> **EXERCISE MATERIAL**
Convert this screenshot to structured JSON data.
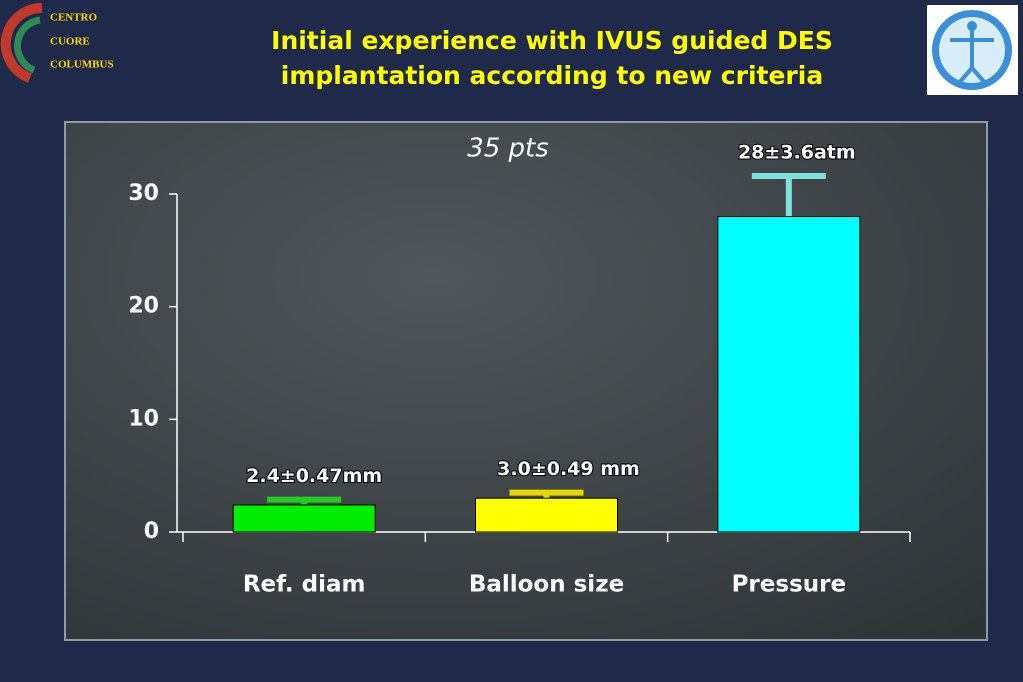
{
  "logo": {
    "lines": [
      "CENTRO",
      "CUORE",
      "COLUMBUS"
    ]
  },
  "chart_data": {
    "type": "bar",
    "title": [
      "Initial experience with IVUS guided DES",
      "implantation according to new criteria"
    ],
    "subtitle": "35 pts",
    "categories": [
      "Ref. diam",
      "Balloon size",
      "Pressure"
    ],
    "values": [
      2.4,
      3.0,
      28
    ],
    "errors": [
      0.47,
      0.49,
      3.6
    ],
    "value_labels": [
      "2.4±0.47mm",
      "3.0±0.49 mm",
      "28±3.6atm"
    ],
    "colors": [
      "#00ee00",
      "#ffff00",
      "#00ffff"
    ],
    "error_colors": [
      "#22cc22",
      "#e6d800",
      "#7fe0dc"
    ],
    "ylim": [
      0,
      30
    ],
    "yticks": [
      0,
      10,
      20,
      30
    ]
  }
}
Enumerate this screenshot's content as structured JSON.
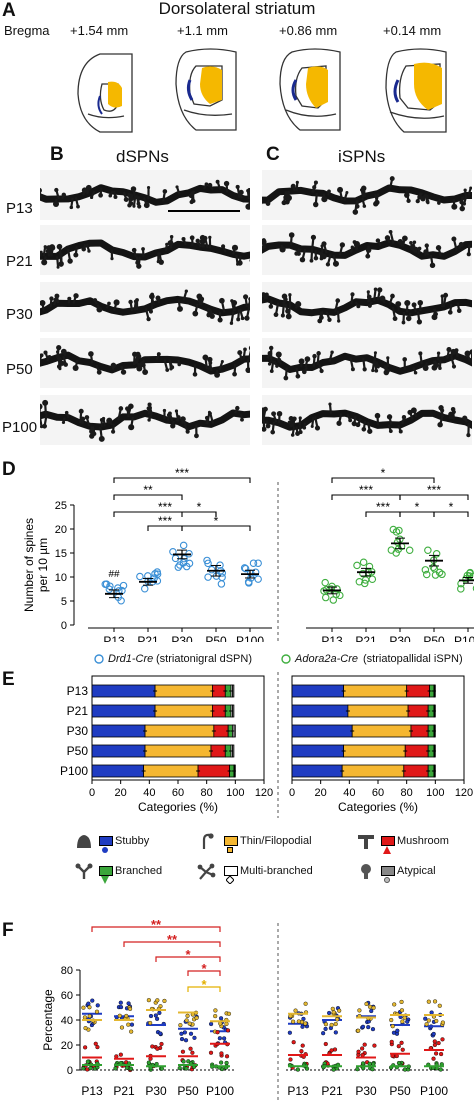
{
  "panel_a": {
    "letter": "A",
    "title": "Dorsolateral striatum",
    "bregma_label": "Bregma",
    "bregma_levels": [
      "+1.54 mm",
      "+1.1 mm",
      "+0.86 mm",
      "+0.14 mm"
    ],
    "colors": {
      "striatum": "#f5b800",
      "accent": "#1a2a8f"
    }
  },
  "panel_b": {
    "letter": "B",
    "title": "dSPNs"
  },
  "panel_c": {
    "letter": "C",
    "title": "iSPNs"
  },
  "ages": [
    "P13",
    "P21",
    "P30",
    "P50",
    "P100"
  ],
  "panel_d": {
    "letter": "D",
    "legend": {
      "d_name": "Drd1-Cre",
      "d_desc": "(striatonigral dSPN)",
      "i_name": "Adora2a-Cre",
      "i_desc": "(striatopallidal iSPN)"
    }
  },
  "panel_e": {
    "letter": "E"
  },
  "panel_f": {
    "letter": "F"
  },
  "morph_legend": {
    "stubby": "Stubby",
    "thin": "Thin/Filopodial",
    "mushroom": "Mushroom",
    "branched": "Branched",
    "multi": "Multi-branched",
    "atypical": "Atypical"
  },
  "chart_data": [
    {
      "id": "D",
      "type": "scatter",
      "ylabel": "Number of spines per 10 µm",
      "ylim": [
        0,
        25
      ],
      "yticks": [
        0,
        5,
        10,
        15,
        20,
        25
      ],
      "categories": [
        "P13",
        "P21",
        "P30",
        "P50",
        "P100"
      ],
      "series": [
        {
          "name": "Drd1-Cre",
          "color": "#3a8fd6",
          "means": [
            6.5,
            9.0,
            14.7,
            11.3,
            10.6
          ],
          "sem": [
            0.8,
            0.7,
            0.9,
            1.1,
            0.8
          ]
        },
        {
          "name": "Adora2a-Cre",
          "color": "#3fae3f",
          "means": [
            7.2,
            11.0,
            17.0,
            13.4,
            9.3
          ],
          "sem": [
            0.7,
            0.8,
            1.1,
            1.1,
            0.6
          ]
        }
      ],
      "annotations": {
        "d_marker": "##",
        "d_brackets": [
          {
            "from": 0,
            "to": 4,
            "label": "***"
          },
          {
            "from": 0,
            "to": 2,
            "label": "**"
          },
          {
            "from": 0,
            "to": 3,
            "label": "***"
          },
          {
            "from": 2,
            "to": 3,
            "label": "*"
          },
          {
            "from": 1,
            "to": 2,
            "label": "***"
          },
          {
            "from": 2,
            "to": 4,
            "label": "*"
          }
        ],
        "i_brackets": [
          {
            "from": 0,
            "to": 3,
            "label": "*"
          },
          {
            "from": 0,
            "to": 2,
            "label": "***"
          },
          {
            "from": 2,
            "to": 4,
            "label": "***"
          },
          {
            "from": 1,
            "to": 2,
            "label": "***"
          },
          {
            "from": 2,
            "to": 3,
            "label": "*"
          },
          {
            "from": 3,
            "to": 4,
            "label": "*"
          }
        ]
      }
    },
    {
      "id": "E",
      "type": "bar",
      "orientation": "horizontal-stacked",
      "xlabel": "Categories (%)",
      "xlim": [
        0,
        120
      ],
      "xticks": [
        0,
        20,
        40,
        60,
        80,
        100,
        120
      ],
      "categories": [
        "P13",
        "P21",
        "P30",
        "P50",
        "P100"
      ],
      "colors": [
        "#1f3cc2",
        "#f5b731",
        "#e01818",
        "#3aa63a",
        "#ffffff",
        "#888888"
      ],
      "dSPN": [
        [
          44,
          40,
          9,
          4,
          1,
          1
        ],
        [
          44,
          40,
          9,
          4,
          1,
          1
        ],
        [
          37,
          48,
          10,
          3,
          1,
          1
        ],
        [
          37,
          46,
          10,
          4,
          1,
          1
        ],
        [
          36,
          38,
          22,
          3,
          0.5,
          0.5
        ]
      ],
      "iSPN": [
        [
          36,
          44,
          16,
          3,
          0.5,
          0.5
        ],
        [
          39,
          42,
          14,
          4,
          0.5,
          0.5
        ],
        [
          42,
          41,
          12,
          4,
          0.5,
          0.5
        ],
        [
          36,
          43,
          16,
          4,
          0.5,
          0.5
        ],
        [
          35,
          43,
          17,
          4,
          0.5,
          0.5
        ]
      ]
    },
    {
      "id": "F",
      "type": "scatter",
      "ylabel": "Percentage",
      "ylim": [
        0,
        80
      ],
      "yticks": [
        0,
        20,
        40,
        60,
        80
      ],
      "categories": [
        "P13",
        "P21",
        "P30",
        "P50",
        "P100"
      ],
      "dSPN_means": {
        "stubby": [
          45,
          43,
          36,
          33,
          31
        ],
        "thin": [
          40,
          40,
          48,
          46,
          39
        ],
        "mushroom": [
          10,
          9,
          11,
          11,
          21
        ],
        "branched": [
          4,
          4,
          3,
          4,
          3
        ]
      },
      "iSPN_means": {
        "stubby": [
          37,
          40,
          43,
          36,
          35
        ],
        "thin": [
          45,
          43,
          42,
          44,
          44
        ],
        "mushroom": [
          12,
          12,
          10,
          13,
          16
        ],
        "branched": [
          3,
          3,
          3,
          3,
          3
        ]
      },
      "significance": [
        {
          "from": 0,
          "to": 4,
          "label": "**",
          "color": "#d42020"
        },
        {
          "from": 1,
          "to": 4,
          "label": "**",
          "color": "#d42020"
        },
        {
          "from": 2,
          "to": 4,
          "label": "*",
          "color": "#d42020"
        },
        {
          "from": 3,
          "to": 4,
          "label": "*",
          "color": "#d42020"
        },
        {
          "from": 3,
          "to": 4,
          "label": "*",
          "color": "#e3b000"
        }
      ]
    }
  ]
}
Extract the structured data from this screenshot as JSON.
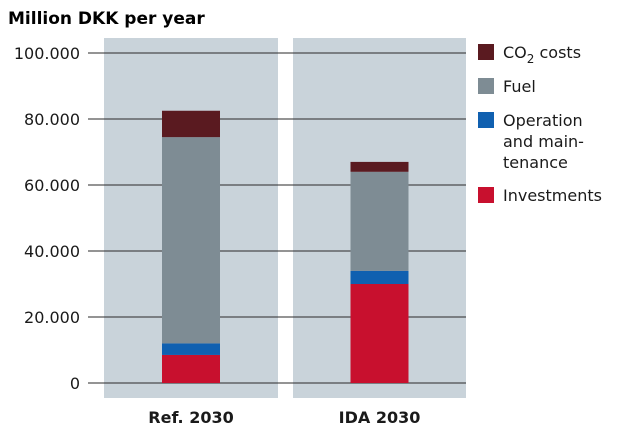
{
  "chart_data": {
    "type": "bar",
    "stacked": true,
    "title": "",
    "ylabel": "Million DKK per year",
    "xlabel": "",
    "ylim": [
      0,
      100000
    ],
    "yticks": [
      0,
      20000,
      40000,
      60000,
      80000,
      100000
    ],
    "ytick_labels": [
      "0",
      "20.000",
      "40.000",
      "60.000",
      "80.000",
      "100.000"
    ],
    "categories": [
      "Ref. 2030",
      "IDA 2030"
    ],
    "series": [
      {
        "name": "Investments",
        "color": "#c8102e",
        "values": [
          8500,
          30000
        ]
      },
      {
        "name": "Operation and maintenance",
        "color": "#1060b0",
        "values": [
          3500,
          4000
        ]
      },
      {
        "name": "Fuel",
        "color": "#7e8c94",
        "values": [
          62500,
          30000
        ]
      },
      {
        "name": "CO2 costs",
        "color": "#5a1a20",
        "values": [
          8000,
          3000
        ]
      }
    ],
    "legend": {
      "placement": "right",
      "entries": [
        {
          "series": "CO2 costs",
          "lines": [
            "CO",
            "2",
            " costs"
          ]
        },
        {
          "series": "Fuel",
          "lines": [
            "Fuel"
          ]
        },
        {
          "series": "Operation and maintenance",
          "lines": [
            "Operation",
            "and main-",
            "tenance"
          ]
        },
        {
          "series": "Investments",
          "lines": [
            "Investments"
          ]
        }
      ]
    },
    "grid": true,
    "panel_color": "#c9d3da",
    "grid_color": "#2a2a2a"
  }
}
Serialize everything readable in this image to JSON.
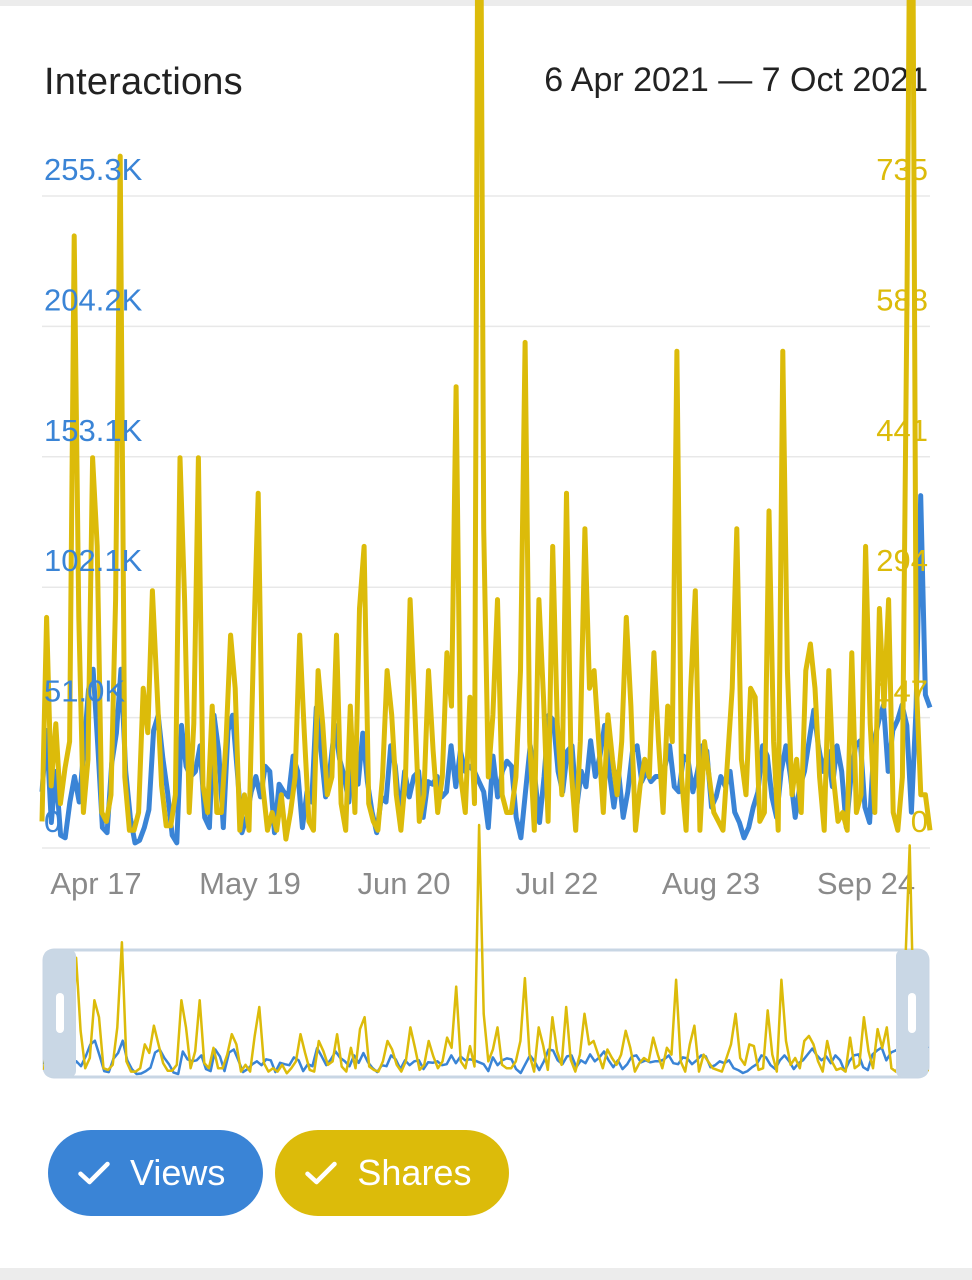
{
  "header": {
    "title": "Interactions",
    "date_range": "6 Apr 2021 — 7 Oct 2021"
  },
  "colors": {
    "views": "#3a84d6",
    "shares": "#dcbb0a",
    "grid": "#e8e8e8",
    "xtick": "#8a8a8a"
  },
  "chart_data": {
    "type": "line",
    "title": "Interactions",
    "x_start": "2021-04-06",
    "x_end": "2021-10-07",
    "x_ticks": [
      "Apr 17",
      "May 19",
      "Jun 20",
      "Jul 22",
      "Aug 23",
      "Sep 24"
    ],
    "y_left_ticks": [
      "0",
      "51.0K",
      "102.1K",
      "153.1K",
      "204.2K",
      "255.3K"
    ],
    "y_right_ticks": [
      "0",
      "147",
      "294",
      "441",
      "588",
      "735"
    ],
    "y_left_lim": [
      0,
      255300
    ],
    "y_right_lim": [
      0,
      735
    ],
    "grid": true,
    "series": [
      {
        "name": "Views",
        "axis": "left",
        "values": [
          22000,
          46000,
          10000,
          30000,
          5000,
          4000,
          18000,
          28000,
          18000,
          38000,
          62000,
          70000,
          40000,
          8000,
          6000,
          33000,
          45000,
          70000,
          30000,
          12000,
          2000,
          3000,
          8000,
          15000,
          46000,
          52000,
          35000,
          22000,
          5000,
          2000,
          48000,
          32000,
          28000,
          30000,
          40000,
          12000,
          8000,
          52000,
          38000,
          8000,
          46000,
          52000,
          30000,
          6000,
          12000,
          22000,
          28000,
          20000,
          32000,
          30000,
          6000,
          25000,
          22000,
          20000,
          36000,
          30000,
          8000,
          22000,
          18000,
          55000,
          38000,
          20000,
          32000,
          48000,
          35000,
          28000,
          18000,
          40000,
          25000,
          45000,
          26000,
          14000,
          6000,
          20000,
          18000,
          40000,
          32000,
          12000,
          30000,
          20000,
          28000,
          30000,
          12000,
          26000,
          25000,
          28000,
          20000,
          22000,
          40000,
          24000,
          38000,
          30000,
          32000,
          30000,
          26000,
          22000,
          8000,
          36000,
          20000,
          30000,
          34000,
          32000,
          12000,
          4000,
          22000,
          40000,
          28000,
          10000,
          28000,
          52000,
          50000,
          30000,
          22000,
          38000,
          40000,
          16000,
          30000,
          24000,
          42000,
          28000,
          36000,
          48000,
          30000,
          16000,
          30000,
          12000,
          22000,
          38000,
          40000,
          26000,
          30000,
          26000,
          28000,
          28000,
          32000,
          40000,
          24000,
          22000,
          36000,
          34000,
          22000,
          30000,
          40000,
          38000,
          16000,
          20000,
          28000,
          24000,
          30000,
          14000,
          10000,
          4000,
          8000,
          16000,
          22000,
          40000,
          36000,
          20000,
          12000,
          30000,
          40000,
          28000,
          12000,
          24000,
          30000,
          42000,
          54000,
          40000,
          30000,
          38000,
          24000,
          40000,
          30000,
          8000,
          28000,
          40000,
          42000,
          16000,
          10000,
          42000,
          50000,
          56000,
          30000,
          46000,
          50000,
          56000,
          48000,
          14000,
          55000,
          138000,
          60000,
          55000
        ]
      },
      {
        "name": "Shares",
        "axis": "right",
        "values": [
          30,
          260,
          70,
          140,
          50,
          90,
          120,
          690,
          260,
          40,
          100,
          440,
          340,
          40,
          30,
          60,
          280,
          780,
          80,
          20,
          20,
          40,
          180,
          130,
          290,
          180,
          70,
          25,
          25,
          60,
          440,
          280,
          40,
          140,
          440,
          70,
          40,
          160,
          40,
          40,
          120,
          240,
          180,
          20,
          60,
          20,
          230,
          400,
          70,
          20,
          40,
          20,
          60,
          10,
          40,
          80,
          240,
          130,
          30,
          20,
          200,
          140,
          60,
          80,
          240,
          50,
          20,
          160,
          40,
          270,
          340,
          50,
          30,
          20,
          80,
          200,
          150,
          60,
          20,
          80,
          280,
          160,
          30,
          60,
          200,
          110,
          40,
          80,
          220,
          160,
          520,
          80,
          40,
          170,
          50,
          1470,
          360,
          80,
          150,
          280,
          60,
          40,
          40,
          80,
          200,
          570,
          120,
          20,
          280,
          170,
          30,
          340,
          140,
          60,
          400,
          90,
          20,
          120,
          360,
          180,
          200,
          120,
          40,
          150,
          100,
          60,
          120,
          260,
          160,
          20,
          70,
          100,
          80,
          220,
          120,
          40,
          160,
          120,
          560,
          80,
          20,
          180,
          290,
          20,
          120,
          80,
          40,
          30,
          20,
          100,
          180,
          360,
          100,
          60,
          180,
          170,
          30,
          40,
          380,
          120,
          20,
          560,
          200,
          60,
          100,
          40,
          200,
          230,
          180,
          80,
          20,
          200,
          80,
          30,
          40,
          20,
          220,
          40,
          60,
          340,
          140,
          40,
          270,
          160,
          280,
          40,
          20,
          80,
          620,
          1350,
          190,
          60,
          60,
          20
        ]
      }
    ]
  },
  "navigator": {
    "left_handle": "range-start-handle",
    "right_handle": "range-end-handle"
  },
  "toggles": [
    {
      "label": "Views",
      "icon": "check-icon",
      "color": "#3a84d6",
      "selected": true
    },
    {
      "label": "Shares",
      "icon": "check-icon",
      "color": "#dcbb0a",
      "selected": true
    }
  ]
}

> **DIRECTION**
Among the lines of the data, identify those with the word "series". Copy each of them.

> **FINISHED ANSWER**
      "series": [
    "series": [
          "series": "CO2 costs",
          "series": "Fuel",
          "series": "Operation and maintenance",
          "series": "Investments",
    "series": [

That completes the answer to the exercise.